Recorded data:

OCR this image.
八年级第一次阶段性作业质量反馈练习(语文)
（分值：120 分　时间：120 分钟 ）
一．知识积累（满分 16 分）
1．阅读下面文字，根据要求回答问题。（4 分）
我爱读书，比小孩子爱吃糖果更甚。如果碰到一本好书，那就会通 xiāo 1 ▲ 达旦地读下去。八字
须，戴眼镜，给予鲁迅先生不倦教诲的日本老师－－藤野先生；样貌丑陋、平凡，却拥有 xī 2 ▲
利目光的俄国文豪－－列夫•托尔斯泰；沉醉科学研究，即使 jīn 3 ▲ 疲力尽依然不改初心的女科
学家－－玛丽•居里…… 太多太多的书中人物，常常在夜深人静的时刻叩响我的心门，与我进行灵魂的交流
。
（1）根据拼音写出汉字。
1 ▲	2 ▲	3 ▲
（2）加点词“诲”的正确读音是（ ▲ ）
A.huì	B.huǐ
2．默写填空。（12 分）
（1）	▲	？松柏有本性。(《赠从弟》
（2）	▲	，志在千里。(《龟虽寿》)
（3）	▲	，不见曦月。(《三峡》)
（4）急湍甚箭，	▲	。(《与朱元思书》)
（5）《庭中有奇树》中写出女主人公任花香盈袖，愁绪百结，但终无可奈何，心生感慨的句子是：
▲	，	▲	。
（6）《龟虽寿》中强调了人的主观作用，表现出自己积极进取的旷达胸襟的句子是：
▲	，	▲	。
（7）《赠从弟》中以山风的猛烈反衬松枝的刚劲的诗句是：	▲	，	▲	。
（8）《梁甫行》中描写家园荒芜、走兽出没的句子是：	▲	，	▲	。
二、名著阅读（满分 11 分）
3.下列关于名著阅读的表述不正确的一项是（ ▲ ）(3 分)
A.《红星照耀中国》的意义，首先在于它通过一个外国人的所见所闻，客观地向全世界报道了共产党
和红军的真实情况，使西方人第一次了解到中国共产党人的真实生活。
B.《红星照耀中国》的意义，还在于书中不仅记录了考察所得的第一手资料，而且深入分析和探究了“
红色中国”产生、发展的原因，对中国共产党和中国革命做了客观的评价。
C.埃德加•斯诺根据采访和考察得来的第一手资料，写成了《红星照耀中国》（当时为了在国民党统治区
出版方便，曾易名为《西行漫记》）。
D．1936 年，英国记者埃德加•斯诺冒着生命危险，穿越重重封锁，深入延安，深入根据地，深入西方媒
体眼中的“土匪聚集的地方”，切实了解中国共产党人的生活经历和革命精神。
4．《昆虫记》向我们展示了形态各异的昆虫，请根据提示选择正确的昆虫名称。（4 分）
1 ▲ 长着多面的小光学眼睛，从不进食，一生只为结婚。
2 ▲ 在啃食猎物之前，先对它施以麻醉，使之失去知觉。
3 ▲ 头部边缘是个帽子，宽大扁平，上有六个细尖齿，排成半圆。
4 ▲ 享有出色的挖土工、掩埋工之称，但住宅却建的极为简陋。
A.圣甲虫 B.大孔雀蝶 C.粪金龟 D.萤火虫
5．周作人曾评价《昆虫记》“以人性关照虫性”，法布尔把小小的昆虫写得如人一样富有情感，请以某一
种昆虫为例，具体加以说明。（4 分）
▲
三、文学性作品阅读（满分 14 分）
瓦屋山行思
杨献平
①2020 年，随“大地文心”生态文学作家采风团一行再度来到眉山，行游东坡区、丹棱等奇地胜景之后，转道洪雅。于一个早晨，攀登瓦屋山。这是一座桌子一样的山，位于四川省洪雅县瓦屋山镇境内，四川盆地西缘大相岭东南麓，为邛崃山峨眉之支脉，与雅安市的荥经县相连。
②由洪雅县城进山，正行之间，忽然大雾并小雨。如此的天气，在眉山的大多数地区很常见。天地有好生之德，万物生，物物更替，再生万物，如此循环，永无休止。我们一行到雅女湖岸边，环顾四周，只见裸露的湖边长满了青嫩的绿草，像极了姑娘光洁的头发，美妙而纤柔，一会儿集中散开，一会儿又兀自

__The task__.
Pull out each record as written and restate it exactly.

__Problem solution__.
OCR this image.
八年级第一次阶段性作业质量反馈练习(语文)
（分值：120 分　时间：120 分钟 ）
一．知识积累（满分 16 分）
1．阅读下面文字，根据要求回答问题。（4 分）
我爱读书，比小孩子爱吃糖果更甚。如果碰到一本好书，那就会通 xiāo 1 ▲ 达旦地读下去。八字
须，戴眼镜，给予鲁迅先生不倦教诲的日本老师－－藤野先生；样貌丑陋、平凡，却拥有 xī 2 ▲
利目光的俄国文豪－－列夫•托尔斯泰；沉醉科学研究，即使 jīn 3 ▲ 疲力尽依然不改初心的女科
学家－－玛丽•居里…… 太多太多的书中人物，常常在夜深人静的时刻叩响我的心门，与我进行灵魂的交流
。
（1）根据拼音写出汉字。
1 ▲	2 ▲	3 ▲
（2）加点词“诲”的正确读音是（ ▲ ）
A.huì	B.huǐ
2．默写填空。（12 分）
（1）	▲	？松柏有本性。(《赠从弟》
（2）	▲	，志在千里。(《龟虽寿》)
（3）	▲	，不见曦月。(《三峡》)
（4）急湍甚箭，	▲	。(《与朱元思书》)
（5）《庭中有奇树》中写出女主人公任花香盈袖，愁绪百结，但终无可奈何，心生感慨的句子是：
▲	，	▲	。
（6）《龟虽寿》中强调了人的主观作用，表现出自己积极进取的旷达胸襟的句子是：
▲	，	▲	。
（7）《赠从弟》中以山风的猛烈反衬松枝的刚劲的诗句是：	▲	，	▲	。
（8）《梁甫行》中描写家园荒芜、走兽出没的句子是：	▲	，	▲	。
二、名著阅读（满分 11 分）
3.下列关于名著阅读的表述不正确的一项是（ ▲ ）(3 分)
A.《红星照耀中国》的意义，首先在于它通过一个外国人的所见所闻，客观地向全世界报道了共产党
和红军的真实情况，使西方人第一次了解到中国共产党人的真实生活。
B.《红星照耀中国》的意义，还在于书中不仅记录了考察所得的第一手资料，而且深入分析和探究了“
红色中国”产生、发展的原因，对中国共产党和中国革命做了客观的评价。
C.埃德加•斯诺根据采访和考察得来的第一手资料，写成了《红星照耀中国》（当时为了在国民党统治区
出版方便，曾易名为《西行漫记》）。
D．1936 年，英国记者埃德加•斯诺冒着生命危险，穿越重重封锁，深入延安，深入根据地，深入西方媒
体眼中的“土匪聚集的地方”，切实了解中国共产党人的生活经历和革命精神。
4．《昆虫记》向我们展示了形态各异的昆虫，请根据提示选择正确的昆虫名称。（4 分）
1 ▲ 长着多面的小光学眼睛，从不进食，一生只为结婚。
2 ▲ 在啃食猎物之前，先对它施以麻醉，使之失去知觉。
3 ▲ 头部边缘是个帽子，宽大扁平，上有六个细尖齿，排成半圆。
4 ▲ 享有出色的挖土工、掩埋工之称，但住宅却建的极为简陋。
A.圣甲虫 B.大孔雀蝶 C.粪金龟 D.萤火虫
5．周作人曾评价《昆虫记》“以人性关照虫性”，法布尔把小小的昆虫写得如人一样富有情感，请以某一
种昆虫为例，具体加以说明。（4 分）
▲
三、文学性作品阅读（满分 14 分）
瓦屋山行思
杨献平
①2020 年，随“大地文心”生态文学作家采风团一行再度来到眉山，行游东坡区、丹棱等奇地胜景之后，转道洪雅。于一个早晨，攀登瓦屋山。这是一座桌子一样的山，位于四川省洪雅县瓦屋山镇境内，四川盆地西缘大相岭东南麓，为邛崃山峨眉之支脉，与雅安市的荥经县相连。
②由洪雅县城进山，正行之间，忽然大雾并小雨。如此的天气，在眉山的大多数地区很常见。天地有好生之德，万物生，物物更替，再生万物，如此循环，永无休止。我们一行到雅女湖岸边，环顾四周，只见裸露的湖边长满了青嫩的绿草，像极了姑娘光洁的头发，美妙而纤柔，一会儿集中散开，一会儿又兀自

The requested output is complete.